INFORMATION SHOWN:
========
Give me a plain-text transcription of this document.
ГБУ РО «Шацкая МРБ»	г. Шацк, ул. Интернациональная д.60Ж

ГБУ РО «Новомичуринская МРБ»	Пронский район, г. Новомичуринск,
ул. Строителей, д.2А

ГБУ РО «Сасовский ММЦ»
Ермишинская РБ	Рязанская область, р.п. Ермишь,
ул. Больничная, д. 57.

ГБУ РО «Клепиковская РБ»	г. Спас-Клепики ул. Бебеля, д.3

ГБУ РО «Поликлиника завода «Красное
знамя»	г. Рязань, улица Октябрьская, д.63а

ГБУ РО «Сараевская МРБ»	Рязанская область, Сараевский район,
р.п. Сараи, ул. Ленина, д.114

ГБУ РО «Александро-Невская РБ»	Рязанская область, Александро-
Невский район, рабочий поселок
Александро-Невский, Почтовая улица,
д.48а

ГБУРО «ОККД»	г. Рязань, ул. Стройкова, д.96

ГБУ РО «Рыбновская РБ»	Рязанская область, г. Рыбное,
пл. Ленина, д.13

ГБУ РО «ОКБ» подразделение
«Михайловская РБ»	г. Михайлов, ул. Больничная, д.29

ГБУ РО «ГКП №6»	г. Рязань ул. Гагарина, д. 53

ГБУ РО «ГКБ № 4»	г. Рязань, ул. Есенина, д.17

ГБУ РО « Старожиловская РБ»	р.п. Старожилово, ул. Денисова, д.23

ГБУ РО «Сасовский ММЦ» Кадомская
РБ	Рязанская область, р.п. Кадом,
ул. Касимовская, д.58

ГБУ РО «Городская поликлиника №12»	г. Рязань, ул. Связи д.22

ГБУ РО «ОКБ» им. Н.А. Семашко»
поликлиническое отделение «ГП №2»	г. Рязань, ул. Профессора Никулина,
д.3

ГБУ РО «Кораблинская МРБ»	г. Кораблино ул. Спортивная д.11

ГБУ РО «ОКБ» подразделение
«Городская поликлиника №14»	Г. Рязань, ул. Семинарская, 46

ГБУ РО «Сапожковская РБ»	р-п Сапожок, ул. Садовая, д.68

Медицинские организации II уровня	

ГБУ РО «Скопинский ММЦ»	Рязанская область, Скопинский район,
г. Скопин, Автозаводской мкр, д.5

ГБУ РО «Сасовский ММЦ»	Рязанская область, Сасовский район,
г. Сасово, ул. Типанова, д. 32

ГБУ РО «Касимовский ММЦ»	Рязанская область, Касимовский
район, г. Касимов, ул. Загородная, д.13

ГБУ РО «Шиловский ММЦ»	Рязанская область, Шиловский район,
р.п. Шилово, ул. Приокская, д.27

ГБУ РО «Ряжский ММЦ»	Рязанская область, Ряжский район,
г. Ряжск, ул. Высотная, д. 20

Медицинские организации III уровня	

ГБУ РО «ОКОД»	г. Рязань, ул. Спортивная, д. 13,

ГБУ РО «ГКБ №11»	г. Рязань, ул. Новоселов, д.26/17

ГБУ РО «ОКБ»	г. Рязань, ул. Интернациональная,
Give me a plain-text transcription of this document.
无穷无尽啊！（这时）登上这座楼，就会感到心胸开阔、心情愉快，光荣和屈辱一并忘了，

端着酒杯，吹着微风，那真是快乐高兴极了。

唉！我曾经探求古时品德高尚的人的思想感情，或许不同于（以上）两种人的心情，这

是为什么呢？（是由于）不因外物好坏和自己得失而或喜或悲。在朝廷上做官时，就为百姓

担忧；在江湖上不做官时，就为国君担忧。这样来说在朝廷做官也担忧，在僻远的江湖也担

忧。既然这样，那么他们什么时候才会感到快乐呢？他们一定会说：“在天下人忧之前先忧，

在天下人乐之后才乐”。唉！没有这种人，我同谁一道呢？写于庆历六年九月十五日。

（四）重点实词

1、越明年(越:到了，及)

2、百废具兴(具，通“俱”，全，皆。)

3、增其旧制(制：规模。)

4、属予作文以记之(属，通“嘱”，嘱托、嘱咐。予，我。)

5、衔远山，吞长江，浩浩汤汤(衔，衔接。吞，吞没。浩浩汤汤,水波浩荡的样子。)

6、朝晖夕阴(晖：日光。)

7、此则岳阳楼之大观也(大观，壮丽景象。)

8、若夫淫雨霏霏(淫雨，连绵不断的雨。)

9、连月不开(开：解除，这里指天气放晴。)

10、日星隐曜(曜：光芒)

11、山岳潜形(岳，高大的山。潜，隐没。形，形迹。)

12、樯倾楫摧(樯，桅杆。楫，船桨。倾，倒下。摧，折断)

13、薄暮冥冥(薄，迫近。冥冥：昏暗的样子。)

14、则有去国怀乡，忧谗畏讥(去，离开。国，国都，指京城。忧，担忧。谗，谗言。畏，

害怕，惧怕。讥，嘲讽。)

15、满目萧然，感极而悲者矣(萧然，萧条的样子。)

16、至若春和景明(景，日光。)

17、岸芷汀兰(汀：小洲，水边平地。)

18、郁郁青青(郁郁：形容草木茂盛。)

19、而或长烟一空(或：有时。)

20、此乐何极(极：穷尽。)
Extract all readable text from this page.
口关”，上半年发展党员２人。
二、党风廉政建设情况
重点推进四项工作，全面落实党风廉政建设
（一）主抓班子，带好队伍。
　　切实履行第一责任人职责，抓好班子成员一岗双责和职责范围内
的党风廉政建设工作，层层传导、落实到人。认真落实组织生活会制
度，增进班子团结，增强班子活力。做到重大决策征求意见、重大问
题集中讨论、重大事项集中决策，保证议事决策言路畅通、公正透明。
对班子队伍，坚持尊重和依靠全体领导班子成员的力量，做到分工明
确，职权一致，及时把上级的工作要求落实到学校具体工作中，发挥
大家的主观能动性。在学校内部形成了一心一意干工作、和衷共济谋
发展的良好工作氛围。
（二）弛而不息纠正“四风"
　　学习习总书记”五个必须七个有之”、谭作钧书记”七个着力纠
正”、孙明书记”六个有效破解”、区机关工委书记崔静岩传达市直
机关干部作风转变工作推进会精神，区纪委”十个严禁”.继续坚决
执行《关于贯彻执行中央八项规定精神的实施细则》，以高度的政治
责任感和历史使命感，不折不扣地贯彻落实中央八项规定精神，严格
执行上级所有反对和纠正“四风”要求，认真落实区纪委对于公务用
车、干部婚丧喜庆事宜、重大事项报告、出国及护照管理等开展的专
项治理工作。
========
Copy each line of the data exactly, leaving nothing out.

THE RESULT:
Give me a plain-text transcription of this document.
ГБУ РО «Шацкая МРБ»	г. Шацк, ул. Интернациональная д.60Ж

ГБУ РО «Новомичуринская МРБ»	Пронский район, г. Новомичуринск,
ул. Строителей, д.2А

ГБУ РО «Сасовский ММЦ»
Ермишинская РБ	Рязанская область, р.п. Ермишь,
ул. Больничная, д. 57.

ГБУ РО «Клепиковская РБ»	г. Спас-Клепики ул. Бебеля, д.3

ГБУ РО «Поликлиника завода «Красное
знамя»	г. Рязань, улица Октябрьская, д.63а

ГБУ РО «Сараевская МРБ»	Рязанская область, Сараевский район,
р.п. Сараи, ул. Ленина, д.114

ГБУ РО «Александро-Невская РБ»	Рязанская область, Александро-
Невский район, рабочий поселок
Александро-Невский, Почтовая улица,
д.48а

ГБУРО «ОККД»	г. Рязань, ул. Стройкова, д.96

ГБУ РО «Рыбновская РБ»	Рязанская область, г. Рыбное,
пл. Ленина, д.13

ГБУ РО «ОКБ» подразделение
«Михайловская РБ»	г. Михайлов, ул. Больничная, д.29

ГБУ РО «ГКП №6»	г. Рязань ул. Гагарина, д. 53

ГБУ РО «ГКБ № 4»	г. Рязань, ул. Есенина, д.17

ГБУ РО « Старожиловская РБ»	р.п. Старожилово, ул. Денисова, д.23

ГБУ РО «Сасовский ММЦ» Кадомская
РБ	Рязанская область, р.п. Кадом,
ул. Касимовская, д.58

ГБУ РО «Городская поликлиника №12»	г. Рязань, ул. Связи д.22

ГБУ РО «ОКБ» им. Н.А. Семашко»
поликлиническое отделение «ГП №2»	г. Рязань, ул. Профессора Никулина,
д.3

ГБУ РО «Кораблинская МРБ»	г. Кораблино ул. Спортивная д.11

ГБУ РО «ОКБ» подразделение
«Городская поликлиника №14»	Г. Рязань, ул. Семинарская, 46

ГБУ РО «Сапожковская РБ»	р-п Сапожок, ул. Садовая, д.68

Медицинские организации II уровня	

ГБУ РО «Скопинский ММЦ»	Рязанская область, Скопинский район,
г. Скопин, Автозаводской мкр, д.5

ГБУ РО «Сасовский ММЦ»	Рязанская область, Сасовский район,
г. Сасово, ул. Типанова, д. 32

ГБУ РО «Касимовский ММЦ»	Рязанская область, Касимовский
район, г. Касимов, ул. Загородная, д.13

ГБУ РО «Шиловский ММЦ»	Рязанская область, Шиловский район,
р.п. Шилово, ул. Приокская, д.27

ГБУ РО «Ряжский ММЦ»	Рязанская область, Ряжский район,
г. Ряжск, ул. Высотная, д. 20

Медицинские организации III уровня	

ГБУ РО «ОКОД»	г. Рязань, ул. Спортивная, д. 13,

ГБУ РО «ГКБ №11»	г. Рязань, ул. Новоселов, д.26/17

ГБУ РО «ОКБ»	г. Рязань, ул. Интернациональная,
Give me a plain-text transcription of this document.
无穷无尽啊！（这时）登上这座楼，就会感到心胸开阔、心情愉快，光荣和屈辱一并忘了，

端着酒杯，吹着微风，那真是快乐高兴极了。

唉！我曾经探求古时品德高尚的人的思想感情，或许不同于（以上）两种人的心情，这

是为什么呢？（是由于）不因外物好坏和自己得失而或喜或悲。在朝廷上做官时，就为百姓

担忧；在江湖上不做官时，就为国君担忧。这样来说在朝廷做官也担忧，在僻远的江湖也担

忧。既然这样，那么他们什么时候才会感到快乐呢？他们一定会说：“在天下人忧之前先忧，

在天下人乐之后才乐”。唉！没有这种人，我同谁一道呢？写于庆历六年九月十五日。

（四）重点实词

1、越明年(越:到了，及)

2、百废具兴(具，通“俱”，全，皆。)

3、增其旧制(制：规模。)

4、属予作文以记之(属，通“嘱”，嘱托、嘱咐。予，我。)

5、衔远山，吞长江，浩浩汤汤(衔，衔接。吞，吞没。浩浩汤汤,水波浩荡的样子。)

6、朝晖夕阴(晖：日光。)

7、此则岳阳楼之大观也(大观，壮丽景象。)

8、若夫淫雨霏霏(淫雨，连绵不断的雨。)

9、连月不开(开：解除，这里指天气放晴。)

10、日星隐曜(曜：光芒)

11、山岳潜形(岳，高大的山。潜，隐没。形，形迹。)

12、樯倾楫摧(樯，桅杆。楫，船桨。倾，倒下。摧，折断)

13、薄暮冥冥(薄，迫近。冥冥：昏暗的样子。)

14、则有去国怀乡，忧谗畏讥(去，离开。国，国都，指京城。忧，担忧。谗，谗言。畏，

害怕，惧怕。讥，嘲讽。)

15、满目萧然，感极而悲者矣(萧然，萧条的样子。)

16、至若春和景明(景，日光。)

17、岸芷汀兰(汀：小洲，水边平地。)

18、郁郁青青(郁郁：形容草木茂盛。)

19、而或长烟一空(或：有时。)

20、此乐何极(极：穷尽。)
Extract all readable text from this page.
口关”，上半年发展党员２人。
二、党风廉政建设情况
重点推进四项工作，全面落实党风廉政建设
（一）主抓班子，带好队伍。
　　切实履行第一责任人职责，抓好班子成员一岗双责和职责范围内
的党风廉政建设工作，层层传导、落实到人。认真落实组织生活会制
度，增进班子团结，增强班子活力。做到重大决策征求意见、重大问
题集中讨论、重大事项集中决策，保证议事决策言路畅通、公正透明。
对班子队伍，坚持尊重和依靠全体领导班子成员的力量，做到分工明
确，职权一致，及时把上级的工作要求落实到学校具体工作中，发挥
大家的主观能动性。在学校内部形成了一心一意干工作、和衷共济谋
发展的良好工作氛围。
（二）弛而不息纠正“四风"
　　学习习总书记”五个必须七个有之”、谭作钧书记”七个着力纠
正”、孙明书记”六个有效破解”、区机关工委书记崔静岩传达市直
机关干部作风转变工作推进会精神，区纪委”十个严禁”.继续坚决
执行《关于贯彻执行中央八项规定精神的实施细则》，以高度的政治
责任感和历史使命感，不折不扣地贯彻落实中央八项规定精神，严格
执行上级所有反对和纠正“四风”要求，认真落实区纪委对于公务用
车、干部婚丧喜庆事宜、重大事项报告、出国及护照管理等开展的专
项治理工作。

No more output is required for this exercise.